SHORT EXERCISE A
Answer these about the passage on the Dana Center Mathematics Pathways, each on its own line:
(i) At what levels does the DCMP program work?
(ii) What emerging trend does the passage name?
(iii) Which groups of representatives does the DCMP provide with resources, tools, and services?

PAGE
________________
The Dana Center Mathematics Pathways (DCMP) program works at the national and state levels and with institutions to implement math pathways aligned with the DCMP model. We embrace work across higher education sectors to provide faculty, state, administrative, and policy representatives with the resources, tools, and services necessary to implement high-quality mathematics pathways. Through coordinated effort across multiple levels of the system, we can drive systemic, sustainable change for our nation’s students.
One of the crucial aspects of the DCMP’s mission is to stay updated on emerging trends and best practices related to higher education mathematics. An emerging trend is the use of co-requisite support courses for Calculus 1.
________________
DATA FOR THE TASK
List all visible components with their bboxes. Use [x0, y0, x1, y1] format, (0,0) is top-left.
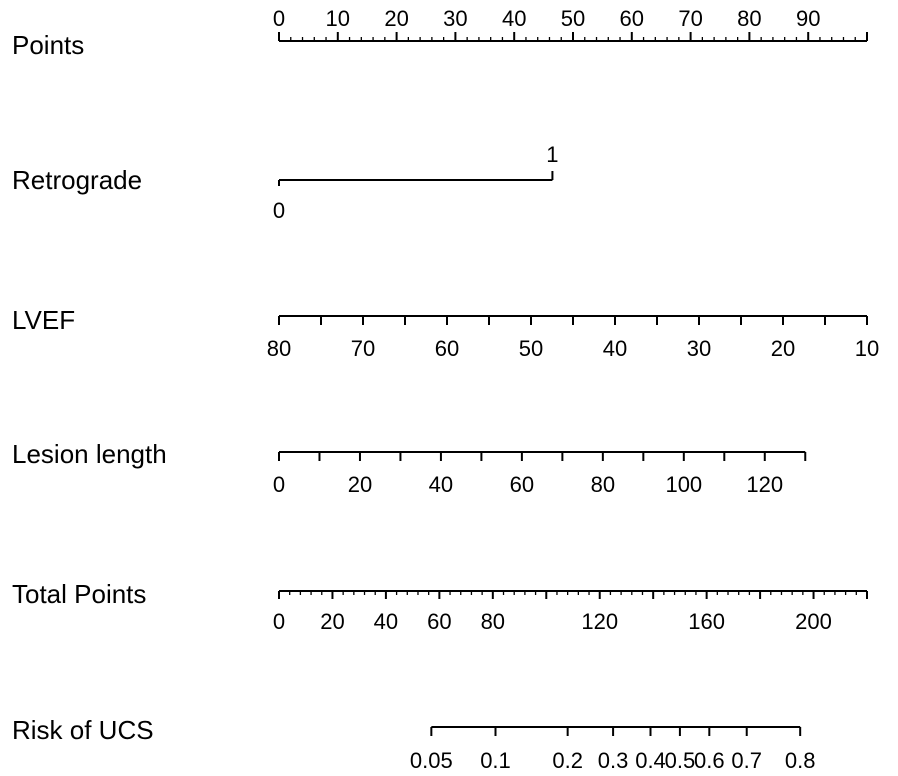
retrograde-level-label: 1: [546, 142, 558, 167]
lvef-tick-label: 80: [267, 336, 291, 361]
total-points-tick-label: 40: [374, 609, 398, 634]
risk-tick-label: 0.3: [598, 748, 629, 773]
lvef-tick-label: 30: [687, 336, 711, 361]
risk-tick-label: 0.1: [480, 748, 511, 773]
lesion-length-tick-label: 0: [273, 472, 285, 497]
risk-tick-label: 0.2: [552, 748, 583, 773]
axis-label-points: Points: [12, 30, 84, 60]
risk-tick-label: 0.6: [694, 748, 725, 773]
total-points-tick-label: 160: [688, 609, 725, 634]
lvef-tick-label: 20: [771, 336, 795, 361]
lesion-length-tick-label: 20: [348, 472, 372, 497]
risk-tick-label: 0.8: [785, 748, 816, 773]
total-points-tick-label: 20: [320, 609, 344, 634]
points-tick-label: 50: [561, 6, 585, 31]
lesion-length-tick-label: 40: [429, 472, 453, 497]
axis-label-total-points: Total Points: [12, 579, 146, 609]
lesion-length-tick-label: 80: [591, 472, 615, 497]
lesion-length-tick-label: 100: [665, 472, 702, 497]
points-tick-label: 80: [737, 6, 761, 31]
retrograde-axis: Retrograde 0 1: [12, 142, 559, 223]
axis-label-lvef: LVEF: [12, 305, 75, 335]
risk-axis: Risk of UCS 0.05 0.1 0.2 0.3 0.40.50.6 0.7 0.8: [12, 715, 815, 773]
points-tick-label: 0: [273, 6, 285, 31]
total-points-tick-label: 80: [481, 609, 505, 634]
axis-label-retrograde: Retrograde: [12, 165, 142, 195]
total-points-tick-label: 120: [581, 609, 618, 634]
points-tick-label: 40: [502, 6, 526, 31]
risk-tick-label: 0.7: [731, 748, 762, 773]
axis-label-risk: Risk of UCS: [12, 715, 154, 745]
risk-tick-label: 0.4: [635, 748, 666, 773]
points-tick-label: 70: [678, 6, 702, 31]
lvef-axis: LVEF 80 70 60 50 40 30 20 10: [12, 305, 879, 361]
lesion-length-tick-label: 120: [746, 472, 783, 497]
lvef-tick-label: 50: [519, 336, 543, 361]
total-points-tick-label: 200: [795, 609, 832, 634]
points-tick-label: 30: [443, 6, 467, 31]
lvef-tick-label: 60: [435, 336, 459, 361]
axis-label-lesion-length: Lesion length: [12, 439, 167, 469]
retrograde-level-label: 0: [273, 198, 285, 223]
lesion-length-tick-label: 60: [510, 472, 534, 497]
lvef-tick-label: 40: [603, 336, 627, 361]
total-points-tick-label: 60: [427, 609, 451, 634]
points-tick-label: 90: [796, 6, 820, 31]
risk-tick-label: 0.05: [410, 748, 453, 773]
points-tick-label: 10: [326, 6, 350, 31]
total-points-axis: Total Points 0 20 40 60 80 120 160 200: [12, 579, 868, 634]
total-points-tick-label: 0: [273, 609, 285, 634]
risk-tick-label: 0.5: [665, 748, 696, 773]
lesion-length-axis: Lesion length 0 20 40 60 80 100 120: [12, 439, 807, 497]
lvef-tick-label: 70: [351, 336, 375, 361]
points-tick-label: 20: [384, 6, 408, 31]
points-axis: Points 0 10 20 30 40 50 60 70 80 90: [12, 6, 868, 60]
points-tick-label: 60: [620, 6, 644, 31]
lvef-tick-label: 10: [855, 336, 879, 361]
________________
SHORT EXERCISE B
Copy word for word everything in the records from the line containing "retrograde-level-label: 1: [546, 142, 558, 167]" down to the line containing "risk-tick-label: 0.2: [552, 748, 583, 773]", including both of those lines.

ANSWER A
(i) At the national and state levels, and with institutions.
(ii) The use of co-requisite support courses for Calculus 1.
(iii) Faculty, state, administrative, and policy representatives.

ANSWER B
retrograde-level-label: 1: [546, 142, 558, 167]
lvef-tick-label: 80: [267, 336, 291, 361]
total-points-tick-label: 40: [374, 609, 398, 634]
risk-tick-label: 0.3: [598, 748, 629, 773]
lvef-tick-label: 30: [687, 336, 711, 361]
risk-tick-label: 0.1: [480, 748, 511, 773]
lesion-length-tick-label: 0: [273, 472, 285, 497]
risk-tick-label: 0.2: [552, 748, 583, 773]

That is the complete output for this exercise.